··· RECORDS SUPPLIED ···

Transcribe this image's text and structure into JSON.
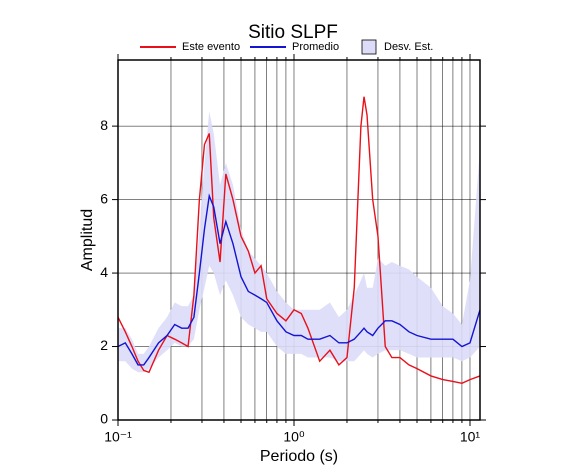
{
  "chart_data": {
    "type": "line",
    "title": "Sitio SLPF",
    "x_label": "Periodo (s)",
    "y_label": "Amplitud",
    "log_x": true,
    "grid": true,
    "legend": "top",
    "x": [
      0.1,
      0.11,
      0.12,
      0.13,
      0.14,
      0.15,
      0.17,
      0.19,
      0.21,
      0.23,
      0.25,
      0.27,
      0.29,
      0.31,
      0.33,
      0.35,
      0.38,
      0.41,
      0.45,
      0.5,
      0.55,
      0.6,
      0.65,
      0.7,
      0.8,
      0.9,
      1.0,
      1.1,
      1.2,
      1.4,
      1.6,
      1.8,
      2.0,
      2.2,
      2.4,
      2.5,
      2.6,
      2.8,
      3.0,
      3.3,
      3.6,
      4.0,
      4.5,
      5,
      6,
      7,
      8,
      9,
      10,
      11.4
    ],
    "series": [
      {
        "name": "Este evento",
        "color": "#e8101a",
        "values": [
          2.8,
          2.4,
          2.0,
          1.6,
          1.35,
          1.3,
          1.9,
          2.3,
          2.2,
          2.1,
          2.0,
          3.4,
          6.0,
          7.5,
          7.8,
          5.5,
          4.3,
          6.7,
          6.0,
          5.0,
          4.6,
          4.0,
          4.2,
          3.3,
          2.9,
          2.7,
          3.0,
          2.9,
          2.5,
          1.6,
          1.9,
          1.5,
          1.7,
          3.6,
          8.0,
          8.8,
          8.3,
          6.0,
          5.0,
          2.0,
          1.7,
          1.7,
          1.5,
          1.4,
          1.2,
          1.1,
          1.05,
          1.0,
          1.1,
          1.2
        ]
      },
      {
        "name": "Promedio",
        "color": "#1414d2",
        "values": [
          2.0,
          2.1,
          1.8,
          1.5,
          1.5,
          1.7,
          2.1,
          2.3,
          2.6,
          2.5,
          2.5,
          2.8,
          4.0,
          5.2,
          6.1,
          5.8,
          4.8,
          5.4,
          4.8,
          3.9,
          3.5,
          3.4,
          3.3,
          3.2,
          2.7,
          2.4,
          2.3,
          2.3,
          2.2,
          2.2,
          2.3,
          2.1,
          2.1,
          2.2,
          2.4,
          2.5,
          2.4,
          2.3,
          2.5,
          2.7,
          2.7,
          2.6,
          2.4,
          2.3,
          2.2,
          2.2,
          2.2,
          2.0,
          2.1,
          3.0
        ]
      }
    ],
    "band": {
      "name": "Desv. Est.",
      "color": "#dcdcf8",
      "lower": [
        1.6,
        1.6,
        1.4,
        1.3,
        1.3,
        1.4,
        1.7,
        1.9,
        2.1,
        2.0,
        2.0,
        2.2,
        3.0,
        3.6,
        4.2,
        4.0,
        3.4,
        3.8,
        3.4,
        2.8,
        2.6,
        2.5,
        2.4,
        2.4,
        2.0,
        1.8,
        1.8,
        1.8,
        1.7,
        1.7,
        1.7,
        1.6,
        1.6,
        1.6,
        1.8,
        1.9,
        1.8,
        1.7,
        1.8,
        1.9,
        1.9,
        1.9,
        1.8,
        1.7,
        1.7,
        1.7,
        1.7,
        1.6,
        1.7,
        2.0
      ],
      "upper": [
        2.5,
        2.5,
        2.2,
        1.8,
        1.8,
        2.0,
        2.5,
        2.8,
        3.2,
        3.1,
        3.1,
        3.4,
        5.2,
        7.0,
        8.4,
        7.8,
        6.4,
        7.0,
        6.4,
        5.2,
        4.6,
        4.4,
        4.2,
        4.0,
        3.5,
        3.2,
        3.0,
        3.0,
        3.0,
        3.0,
        3.2,
        2.8,
        3.0,
        3.4,
        3.8,
        4.0,
        3.6,
        3.6,
        4.4,
        4.2,
        4.3,
        4.2,
        4.1,
        3.9,
        3.6,
        3.1,
        2.9,
        2.6,
        3.8,
        7.4
      ]
    },
    "xlim": [
      0.1,
      11.4
    ],
    "ylim": [
      0,
      9.8
    ],
    "xticks": [
      {
        "value": 0.1,
        "label": "10⁻¹"
      },
      {
        "value": 1,
        "label": "10⁰"
      },
      {
        "value": 10,
        "label": "10¹"
      }
    ],
    "xgrid": [
      0.2,
      0.3,
      0.4,
      0.5,
      0.6,
      0.7,
      0.8,
      0.9,
      2,
      3,
      4,
      5,
      6,
      7,
      8,
      9
    ],
    "yticks": [
      0,
      2,
      4,
      6,
      8
    ]
  }
}
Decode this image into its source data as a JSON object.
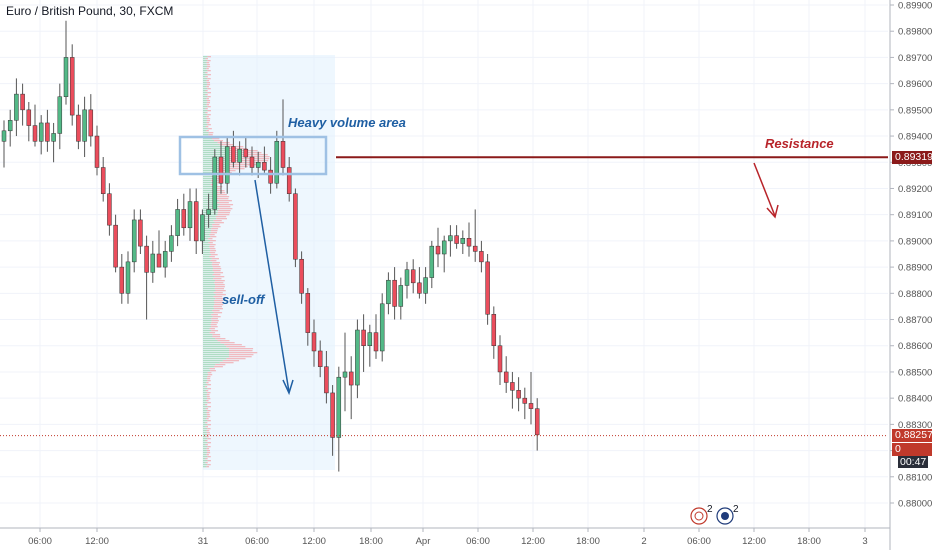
{
  "symbol_title": "Euro / British Pound, 30, FXCM",
  "colors": {
    "up": "#53b987",
    "down": "#eb4d5c",
    "wick": "#555555",
    "resistance": "#8b1a1a",
    "annotation_blue": "#1f5fa3",
    "annotation_red": "#b8242a",
    "box_stroke": "#9fc1e4",
    "range_fill": "#e3f2fd",
    "price_line": "#c0392b",
    "grid": "#f0f3fa",
    "axis_text": "#555555"
  },
  "price_tags": {
    "resistance": "0.89319",
    "last": "0.88257",
    "countdown_prefix": "0",
    "countdown": "00:47"
  },
  "annotations": {
    "heavy_volume": "Heavy volume area",
    "resistance": "Resistance",
    "selloff": "sell-off"
  },
  "bottom_icons": {
    "badge_1": "2",
    "badge_2": "2"
  },
  "chart_data": {
    "type": "candlestick",
    "ylim": [
      0.8792,
      0.8992
    ],
    "y_ticks": [
      "0.88000",
      "0.88100",
      "0.88200",
      "0.88300",
      "0.88400",
      "0.88500",
      "0.88600",
      "0.88700",
      "0.88800",
      "0.88900",
      "0.89000",
      "0.89100",
      "0.89200",
      "0.89300",
      "0.89400",
      "0.89500",
      "0.89600",
      "0.89700",
      "0.89800",
      "0.89900"
    ],
    "x_ticks": [
      "06:00",
      "12:00",
      "31",
      "06:00",
      "12:00",
      "18:00",
      "Apr",
      "06:00",
      "12:00",
      "18:00",
      "2",
      "06:00",
      "12:00",
      "18:00",
      "3"
    ],
    "resistance_level": 0.89319,
    "last_price": 0.88257,
    "candles": [
      {
        "o": 0.8938,
        "h": 0.8946,
        "l": 0.8928,
        "c": 0.8942
      },
      {
        "o": 0.8942,
        "h": 0.895,
        "l": 0.8936,
        "c": 0.8946
      },
      {
        "o": 0.8946,
        "h": 0.8962,
        "l": 0.894,
        "c": 0.8956
      },
      {
        "o": 0.8956,
        "h": 0.896,
        "l": 0.8944,
        "c": 0.895
      },
      {
        "o": 0.895,
        "h": 0.8953,
        "l": 0.8938,
        "c": 0.8944
      },
      {
        "o": 0.8944,
        "h": 0.8952,
        "l": 0.8936,
        "c": 0.8938
      },
      {
        "o": 0.8938,
        "h": 0.8948,
        "l": 0.8933,
        "c": 0.8945
      },
      {
        "o": 0.8945,
        "h": 0.895,
        "l": 0.8934,
        "c": 0.8938
      },
      {
        "o": 0.8938,
        "h": 0.8945,
        "l": 0.893,
        "c": 0.8941
      },
      {
        "o": 0.8941,
        "h": 0.896,
        "l": 0.8935,
        "c": 0.8955
      },
      {
        "o": 0.8955,
        "h": 0.8984,
        "l": 0.8952,
        "c": 0.897
      },
      {
        "o": 0.897,
        "h": 0.8975,
        "l": 0.8944,
        "c": 0.8948
      },
      {
        "o": 0.8948,
        "h": 0.8952,
        "l": 0.8935,
        "c": 0.8938
      },
      {
        "o": 0.8938,
        "h": 0.8955,
        "l": 0.8932,
        "c": 0.895
      },
      {
        "o": 0.895,
        "h": 0.8956,
        "l": 0.8936,
        "c": 0.894
      },
      {
        "o": 0.894,
        "h": 0.8944,
        "l": 0.8925,
        "c": 0.8928
      },
      {
        "o": 0.8928,
        "h": 0.8932,
        "l": 0.8915,
        "c": 0.8918
      },
      {
        "o": 0.8918,
        "h": 0.8922,
        "l": 0.8902,
        "c": 0.8906
      },
      {
        "o": 0.8906,
        "h": 0.891,
        "l": 0.8888,
        "c": 0.889
      },
      {
        "o": 0.889,
        "h": 0.8895,
        "l": 0.8876,
        "c": 0.888
      },
      {
        "o": 0.888,
        "h": 0.8896,
        "l": 0.8876,
        "c": 0.8892
      },
      {
        "o": 0.8892,
        "h": 0.8912,
        "l": 0.8888,
        "c": 0.8908
      },
      {
        "o": 0.8908,
        "h": 0.8912,
        "l": 0.8895,
        "c": 0.8898
      },
      {
        "o": 0.8898,
        "h": 0.8902,
        "l": 0.887,
        "c": 0.8888
      },
      {
        "o": 0.8888,
        "h": 0.89,
        "l": 0.8884,
        "c": 0.8895
      },
      {
        "o": 0.8895,
        "h": 0.8904,
        "l": 0.889,
        "c": 0.889
      },
      {
        "o": 0.889,
        "h": 0.89,
        "l": 0.8886,
        "c": 0.8896
      },
      {
        "o": 0.8896,
        "h": 0.8906,
        "l": 0.8892,
        "c": 0.8902
      },
      {
        "o": 0.8902,
        "h": 0.8916,
        "l": 0.8898,
        "c": 0.8912
      },
      {
        "o": 0.8912,
        "h": 0.8918,
        "l": 0.8902,
        "c": 0.8905
      },
      {
        "o": 0.8905,
        "h": 0.892,
        "l": 0.89,
        "c": 0.8915
      },
      {
        "o": 0.8915,
        "h": 0.892,
        "l": 0.8895,
        "c": 0.89
      },
      {
        "o": 0.89,
        "h": 0.8912,
        "l": 0.8895,
        "c": 0.891
      },
      {
        "o": 0.891,
        "h": 0.8918,
        "l": 0.8905,
        "c": 0.8912
      },
      {
        "o": 0.8912,
        "h": 0.8935,
        "l": 0.891,
        "c": 0.8932
      },
      {
        "o": 0.8932,
        "h": 0.8938,
        "l": 0.8918,
        "c": 0.8922
      },
      {
        "o": 0.8922,
        "h": 0.894,
        "l": 0.8918,
        "c": 0.8936
      },
      {
        "o": 0.8936,
        "h": 0.8942,
        "l": 0.8928,
        "c": 0.893
      },
      {
        "o": 0.893,
        "h": 0.8938,
        "l": 0.8925,
        "c": 0.8935
      },
      {
        "o": 0.8935,
        "h": 0.894,
        "l": 0.8928,
        "c": 0.8932
      },
      {
        "o": 0.8932,
        "h": 0.8936,
        "l": 0.8925,
        "c": 0.8928
      },
      {
        "o": 0.8928,
        "h": 0.8934,
        "l": 0.8924,
        "c": 0.893
      },
      {
        "o": 0.893,
        "h": 0.8936,
        "l": 0.8926,
        "c": 0.8927
      },
      {
        "o": 0.8927,
        "h": 0.8932,
        "l": 0.8918,
        "c": 0.8922
      },
      {
        "o": 0.8922,
        "h": 0.8942,
        "l": 0.892,
        "c": 0.8938
      },
      {
        "o": 0.8938,
        "h": 0.8954,
        "l": 0.8925,
        "c": 0.8928
      },
      {
        "o": 0.8928,
        "h": 0.8932,
        "l": 0.8915,
        "c": 0.8918
      },
      {
        "o": 0.8918,
        "h": 0.892,
        "l": 0.889,
        "c": 0.8893
      },
      {
        "o": 0.8893,
        "h": 0.8896,
        "l": 0.8876,
        "c": 0.888
      },
      {
        "o": 0.888,
        "h": 0.8882,
        "l": 0.886,
        "c": 0.8865
      },
      {
        "o": 0.8865,
        "h": 0.887,
        "l": 0.8852,
        "c": 0.8858
      },
      {
        "o": 0.8858,
        "h": 0.8862,
        "l": 0.8848,
        "c": 0.8852
      },
      {
        "o": 0.8852,
        "h": 0.8858,
        "l": 0.8838,
        "c": 0.8842
      },
      {
        "o": 0.8842,
        "h": 0.8845,
        "l": 0.8818,
        "c": 0.8825
      },
      {
        "o": 0.8825,
        "h": 0.8852,
        "l": 0.8812,
        "c": 0.8848
      },
      {
        "o": 0.8848,
        "h": 0.8865,
        "l": 0.8835,
        "c": 0.885
      },
      {
        "o": 0.885,
        "h": 0.8856,
        "l": 0.8832,
        "c": 0.8845
      },
      {
        "o": 0.8845,
        "h": 0.887,
        "l": 0.884,
        "c": 0.8866
      },
      {
        "o": 0.8866,
        "h": 0.8872,
        "l": 0.885,
        "c": 0.886
      },
      {
        "o": 0.886,
        "h": 0.8868,
        "l": 0.8852,
        "c": 0.8865
      },
      {
        "o": 0.8865,
        "h": 0.8872,
        "l": 0.8855,
        "c": 0.8858
      },
      {
        "o": 0.8858,
        "h": 0.888,
        "l": 0.8854,
        "c": 0.8876
      },
      {
        "o": 0.8876,
        "h": 0.8888,
        "l": 0.8872,
        "c": 0.8885
      },
      {
        "o": 0.8885,
        "h": 0.889,
        "l": 0.887,
        "c": 0.8875
      },
      {
        "o": 0.8875,
        "h": 0.8886,
        "l": 0.887,
        "c": 0.8883
      },
      {
        "o": 0.8883,
        "h": 0.8892,
        "l": 0.8878,
        "c": 0.8889
      },
      {
        "o": 0.8889,
        "h": 0.8893,
        "l": 0.888,
        "c": 0.8884
      },
      {
        "o": 0.8884,
        "h": 0.889,
        "l": 0.8878,
        "c": 0.888
      },
      {
        "o": 0.888,
        "h": 0.889,
        "l": 0.8876,
        "c": 0.8886
      },
      {
        "o": 0.8886,
        "h": 0.89,
        "l": 0.8882,
        "c": 0.8898
      },
      {
        "o": 0.8898,
        "h": 0.8905,
        "l": 0.889,
        "c": 0.8895
      },
      {
        "o": 0.8895,
        "h": 0.8902,
        "l": 0.8888,
        "c": 0.89
      },
      {
        "o": 0.89,
        "h": 0.8906,
        "l": 0.8894,
        "c": 0.8902
      },
      {
        "o": 0.8902,
        "h": 0.8906,
        "l": 0.8897,
        "c": 0.8899
      },
      {
        "o": 0.8899,
        "h": 0.8904,
        "l": 0.8895,
        "c": 0.8901
      },
      {
        "o": 0.8901,
        "h": 0.8907,
        "l": 0.8894,
        "c": 0.8898
      },
      {
        "o": 0.8898,
        "h": 0.8912,
        "l": 0.8892,
        "c": 0.8896
      },
      {
        "o": 0.8896,
        "h": 0.89,
        "l": 0.8888,
        "c": 0.8892
      },
      {
        "o": 0.8892,
        "h": 0.8895,
        "l": 0.8868,
        "c": 0.8872
      },
      {
        "o": 0.8872,
        "h": 0.8875,
        "l": 0.8855,
        "c": 0.886
      },
      {
        "o": 0.886,
        "h": 0.8864,
        "l": 0.8845,
        "c": 0.885
      },
      {
        "o": 0.885,
        "h": 0.8856,
        "l": 0.8842,
        "c": 0.8846
      },
      {
        "o": 0.8846,
        "h": 0.885,
        "l": 0.8836,
        "c": 0.8843
      },
      {
        "o": 0.8843,
        "h": 0.8848,
        "l": 0.8835,
        "c": 0.884
      },
      {
        "o": 0.884,
        "h": 0.8844,
        "l": 0.8832,
        "c": 0.8838
      },
      {
        "o": 0.8838,
        "h": 0.885,
        "l": 0.883,
        "c": 0.8836
      },
      {
        "o": 0.8836,
        "h": 0.884,
        "l": 0.882,
        "c": 0.8826
      }
    ]
  }
}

···

### TASK BRIEF
Copy out the lines that hold "into".

### ANSWER TO THIS EXERCISE
Transcribe this image's text and structure into JSON.
Decode this image into its source data as a JSON object.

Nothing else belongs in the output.